*Exercise passage*.
┌──

Starter Kit 3: Legacy Integration / Point Solution

Section titled “Starter Kit 3: Legacy Integration / Point Solution”

Best for: Modest solutions that extend or integrate with an existing large platform — reporting layers, thin clients, departmental tools, adapters.

Typical depth: Minimum or Recommended depending on criticality.

Matching example: Employee Directory — a simple internal directory integrating with the HR system and Entra ID.

Keep the SAD focused and small:

  1. Section 1.1 Solution Overview — What does this thing do? One paragraph.
  2. Section 2.1 Stakeholder Register — Name the owner of each upstream/downstream system.
  3. Section 3.1 Logical View — The new components only. Reference the existing platform rather than re-documenting it.
  4. Section 3.2 Integration & Data Flow — Most of the action happens here. Every integration point has: protocol, auth, direction, volume, frequency, error handling.
  5. Section 3.5 Security View — Data classification of what flows across the integration, authentication, audit.
  6. Section 5.5 Operations & Support — Whose on-call catches the calls? The new team’s? The host system’s?
  • Integration style — synchronous API vs events vs file transfer vs database read
  • Data ownership — who is the source of truth for each data element?
  • Failure handling — fail closed vs fail open, retries, dead letter queues
  • Identity model — federated with the host platform or standalone?
  • Upstream system changes breaking your integration
  • Data quality issues from the source system
  • Rate limits and throttling
  • Host system upgrade timelines misaligned with yours
  • Ownership disputes when something breaks
  • Copying the host platform’s SAD wholesale — reference it, don’t duplicate it
  • Leaving data flow volumes and peak loads unspecified
  • Ignoring failure scenarios — they’re almost always the interesting part
  • Under-documenting operational hand-off — who owns this once it’s live?

Starter Kit 4: Platform / Internal Developer Tool

Section titled “Starter Kit 4: Platform / Internal Developer Tool”

Best for: Solutions that serve other teams as customers — IDPs, shared services, CI/CD platforms, common libraries, paved roads.

Typical depth: Recommended.

Matching example: Stellar Platform — an Internal Developer Platform.

Platform solutions have a different shape — the “customers” are internal teams:

  1. Section 1.3 Strategic Alignment — Platform-as-a-product framing. Named customer teams.
  2. Section 2.1 Stakeholder Register — Customer teams, platform team, portfolio architect.

└──

*Record excerpts*.
┌──

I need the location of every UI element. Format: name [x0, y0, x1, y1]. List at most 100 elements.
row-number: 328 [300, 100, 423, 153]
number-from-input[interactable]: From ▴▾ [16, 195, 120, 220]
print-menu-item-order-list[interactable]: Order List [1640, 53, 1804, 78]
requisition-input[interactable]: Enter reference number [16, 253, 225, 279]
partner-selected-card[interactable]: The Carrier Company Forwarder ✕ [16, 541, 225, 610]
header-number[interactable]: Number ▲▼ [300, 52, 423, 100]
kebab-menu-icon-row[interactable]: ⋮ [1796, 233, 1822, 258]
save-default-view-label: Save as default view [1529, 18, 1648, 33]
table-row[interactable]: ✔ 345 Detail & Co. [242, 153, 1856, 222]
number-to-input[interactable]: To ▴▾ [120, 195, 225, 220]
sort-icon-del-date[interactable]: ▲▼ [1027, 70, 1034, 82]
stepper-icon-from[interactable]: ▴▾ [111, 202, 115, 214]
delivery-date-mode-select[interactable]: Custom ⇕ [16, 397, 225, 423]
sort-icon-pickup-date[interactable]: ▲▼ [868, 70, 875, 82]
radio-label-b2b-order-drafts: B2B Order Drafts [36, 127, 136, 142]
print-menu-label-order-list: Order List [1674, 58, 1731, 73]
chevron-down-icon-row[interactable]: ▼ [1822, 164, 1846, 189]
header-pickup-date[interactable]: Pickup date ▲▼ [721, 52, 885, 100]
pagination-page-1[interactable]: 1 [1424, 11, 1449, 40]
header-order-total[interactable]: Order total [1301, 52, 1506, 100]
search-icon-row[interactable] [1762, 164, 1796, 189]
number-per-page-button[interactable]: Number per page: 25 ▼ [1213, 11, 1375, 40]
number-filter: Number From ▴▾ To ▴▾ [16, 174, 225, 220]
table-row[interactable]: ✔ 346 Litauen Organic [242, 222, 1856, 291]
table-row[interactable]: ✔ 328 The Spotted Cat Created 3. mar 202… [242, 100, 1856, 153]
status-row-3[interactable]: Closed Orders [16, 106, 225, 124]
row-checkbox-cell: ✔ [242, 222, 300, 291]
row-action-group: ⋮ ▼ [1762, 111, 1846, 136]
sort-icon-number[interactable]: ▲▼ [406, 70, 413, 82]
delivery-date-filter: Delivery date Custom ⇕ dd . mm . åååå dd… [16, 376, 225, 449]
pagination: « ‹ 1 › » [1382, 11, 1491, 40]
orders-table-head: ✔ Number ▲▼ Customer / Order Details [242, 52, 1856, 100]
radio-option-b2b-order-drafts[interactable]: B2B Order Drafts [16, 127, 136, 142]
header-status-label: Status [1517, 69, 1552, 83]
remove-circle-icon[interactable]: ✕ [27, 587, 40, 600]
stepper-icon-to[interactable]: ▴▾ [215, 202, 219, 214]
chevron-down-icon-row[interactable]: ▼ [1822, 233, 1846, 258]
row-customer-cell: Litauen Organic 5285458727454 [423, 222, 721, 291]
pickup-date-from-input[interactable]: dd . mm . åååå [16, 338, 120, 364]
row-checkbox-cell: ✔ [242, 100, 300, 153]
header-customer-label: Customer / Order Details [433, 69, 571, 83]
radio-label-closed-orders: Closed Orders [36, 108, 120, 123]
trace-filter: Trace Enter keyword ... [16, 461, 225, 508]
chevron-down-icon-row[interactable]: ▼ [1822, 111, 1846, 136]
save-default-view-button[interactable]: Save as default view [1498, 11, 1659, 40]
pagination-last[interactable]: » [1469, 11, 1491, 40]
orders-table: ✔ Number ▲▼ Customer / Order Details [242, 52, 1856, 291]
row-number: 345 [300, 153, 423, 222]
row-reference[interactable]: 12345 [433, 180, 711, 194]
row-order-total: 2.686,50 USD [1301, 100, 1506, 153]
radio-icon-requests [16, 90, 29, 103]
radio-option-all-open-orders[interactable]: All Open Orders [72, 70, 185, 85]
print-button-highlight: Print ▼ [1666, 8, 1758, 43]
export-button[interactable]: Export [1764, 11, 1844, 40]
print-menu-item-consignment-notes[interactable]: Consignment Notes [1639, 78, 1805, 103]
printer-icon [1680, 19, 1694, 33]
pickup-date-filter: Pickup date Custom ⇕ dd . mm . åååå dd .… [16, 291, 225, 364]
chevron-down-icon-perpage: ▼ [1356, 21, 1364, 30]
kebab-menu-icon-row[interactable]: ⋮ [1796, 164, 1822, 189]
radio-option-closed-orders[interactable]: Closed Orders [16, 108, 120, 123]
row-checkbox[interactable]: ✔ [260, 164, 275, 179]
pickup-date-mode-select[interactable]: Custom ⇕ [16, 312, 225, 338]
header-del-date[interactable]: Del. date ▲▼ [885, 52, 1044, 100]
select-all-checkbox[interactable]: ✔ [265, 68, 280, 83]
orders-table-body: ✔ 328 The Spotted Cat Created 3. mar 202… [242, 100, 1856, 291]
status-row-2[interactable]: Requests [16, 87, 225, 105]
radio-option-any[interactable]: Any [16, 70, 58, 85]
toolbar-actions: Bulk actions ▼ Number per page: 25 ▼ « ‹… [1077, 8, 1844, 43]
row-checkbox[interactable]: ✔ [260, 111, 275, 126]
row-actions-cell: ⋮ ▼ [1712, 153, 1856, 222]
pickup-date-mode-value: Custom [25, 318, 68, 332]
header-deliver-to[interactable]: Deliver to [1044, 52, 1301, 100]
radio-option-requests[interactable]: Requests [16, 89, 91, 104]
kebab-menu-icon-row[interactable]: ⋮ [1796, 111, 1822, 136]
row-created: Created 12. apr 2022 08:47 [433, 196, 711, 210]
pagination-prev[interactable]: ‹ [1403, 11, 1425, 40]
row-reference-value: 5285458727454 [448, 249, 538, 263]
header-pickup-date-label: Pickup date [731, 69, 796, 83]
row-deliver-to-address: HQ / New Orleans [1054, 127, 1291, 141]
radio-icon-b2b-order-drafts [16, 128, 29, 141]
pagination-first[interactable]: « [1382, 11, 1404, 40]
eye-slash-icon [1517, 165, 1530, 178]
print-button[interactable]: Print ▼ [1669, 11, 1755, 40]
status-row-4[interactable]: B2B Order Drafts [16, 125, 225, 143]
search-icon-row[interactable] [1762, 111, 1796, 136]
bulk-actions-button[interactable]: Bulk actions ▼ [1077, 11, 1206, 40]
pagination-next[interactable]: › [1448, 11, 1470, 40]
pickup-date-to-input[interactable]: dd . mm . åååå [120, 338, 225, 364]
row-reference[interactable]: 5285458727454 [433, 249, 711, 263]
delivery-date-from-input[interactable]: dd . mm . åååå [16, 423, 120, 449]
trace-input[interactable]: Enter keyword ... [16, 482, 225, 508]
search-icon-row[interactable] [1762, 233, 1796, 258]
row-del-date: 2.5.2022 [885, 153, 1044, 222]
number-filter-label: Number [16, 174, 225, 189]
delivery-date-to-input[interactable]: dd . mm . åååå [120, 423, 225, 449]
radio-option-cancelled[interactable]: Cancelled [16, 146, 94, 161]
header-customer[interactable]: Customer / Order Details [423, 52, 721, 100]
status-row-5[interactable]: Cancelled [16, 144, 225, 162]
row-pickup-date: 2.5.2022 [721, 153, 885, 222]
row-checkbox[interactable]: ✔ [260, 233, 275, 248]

└──

*Exercise tasks*.
[1] From the starter kit text, extract the passage starting at "4. Section 3.2" and ending at "The host system’s?".
[2] According to the starter kit text, what is the matching example for Starter Kit 4?
[3] Carry on the starter kit text from its final line.

*Answers given*.
[1]
4. Section 3.2 Integration & Data Flow — Most of the action happens here. Every integration point has: protocol, auth, direction, volume, frequency, error handling.
  5. Section 3.5 Security View — Data classification of what flows across the integration, authentication, audit.
  6. Section 5.5 Operations & Support — Whose on-call catches the calls? The new team’s? The host system’s?

[2] Stellar Platform, an Internal Developer Platform.

[3]
  3. Section 3.6 Scenarios — Golden paths as use cases. What does the customer team’s journey look like?
  4. Section 4.1 Operational Excellence — Self-service is a platform requirement. Observability for the platform itself.
  5. Section 4.3 Performance — Platform SLOs matter to every customer team.
  6. Section 5.6 Resourcing — Platform teams are usually small; skills coverage is a risk.
  7. Section 6.3 Risks — Platform-specific: bottleneck, paved-road fatigue, shadow IT, vendor lock-in.
  • Build vs buy — e.g., Backstage vs Port.io vs bespoke
  • Multi-tenant model — strict isolation vs shared infrastructure with quotas
  • Opinionation — prescriptive golden paths vs flexible building blocks
  • Deprecation policy — how do you retire a platform feature that customer teams depend on?
  • Platform team becomes the bottleneck for every product release
  • Golden paths are too restrictive; customer teams route around
  • Feature requests outpace capacity
  • Platform itself needs governance — who approves platform-team changes?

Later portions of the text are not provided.